Look for "name" in the listing below. Gather each line that contains it.

**Figure record extracts:**
++++
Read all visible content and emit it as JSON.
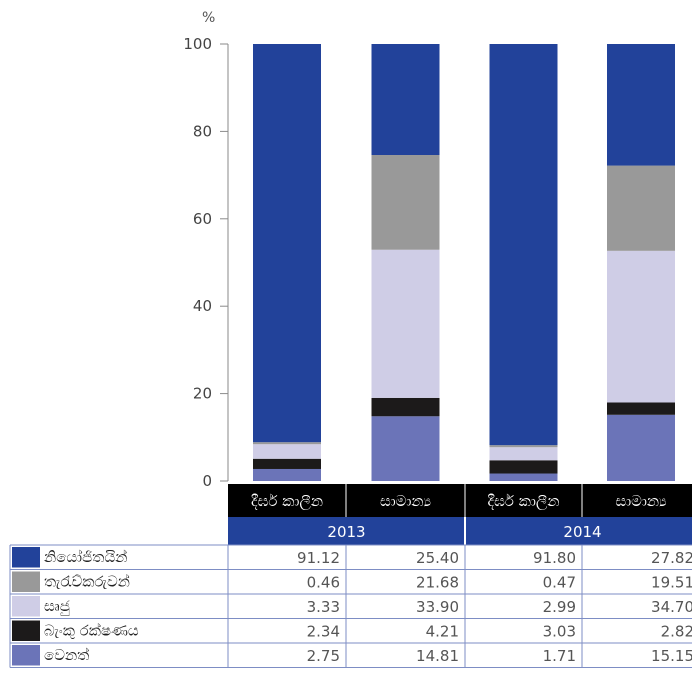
{
  "chart_data": {
    "type": "bar",
    "stacked": true,
    "ylabel": "%",
    "ylim": [
      0,
      100
    ],
    "yticks": [
      0,
      20,
      40,
      60,
      80,
      100
    ],
    "years": [
      "2013",
      "2014"
    ],
    "categories": [
      "දීර්ඝ කාලීන",
      "සාමාන්‍ය",
      "දීර්ඝ කාලීන",
      "සාමාන්‍ය"
    ],
    "series": [
      {
        "name": "වෙනත්",
        "color": "#6b74b8",
        "values": [
          2.75,
          14.81,
          1.71,
          15.15
        ],
        "labels": [
          "2.75",
          "14.81",
          "1.71",
          "15.15"
        ]
      },
      {
        "name": "බැංකු රක්ෂණය",
        "color": "#1c1a1a",
        "values": [
          2.34,
          4.21,
          3.03,
          2.82
        ],
        "labels": [
          "2.34",
          "4.21",
          "3.03",
          "2.82"
        ]
      },
      {
        "name": "සෘජු",
        "color": "#cfcde6",
        "values": [
          3.33,
          33.9,
          2.99,
          34.7
        ],
        "labels": [
          "3.33",
          "33.90",
          "2.99",
          "34.70"
        ]
      },
      {
        "name": "තැරැව්කරුවන්",
        "color": "#999999",
        "values": [
          0.46,
          21.68,
          0.47,
          19.51
        ],
        "labels": [
          "0.46",
          "21.68",
          "0.47",
          "19.51"
        ]
      },
      {
        "name": "නියෝජිතයින්",
        "color": "#22429a",
        "values": [
          91.12,
          25.4,
          91.8,
          27.82
        ],
        "labels": [
          "91.12",
          "25.40",
          "91.80",
          "27.82"
        ]
      }
    ],
    "table_order": [
      "නියෝජිතයින්",
      "තැරැව්කරුවන්",
      "සෘජු",
      "බැංකු රක්ෂණය",
      "වෙනත්"
    ]
  }
}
++++
**EXERCISE OUTPUT:**
        "name": "වෙනත්",
        "name": "බැංකු රක්ෂණය",
        "name": "සෘජු",
        "name": "තැරැව්කරුවන්",
        "name": "නියෝජිතයින්",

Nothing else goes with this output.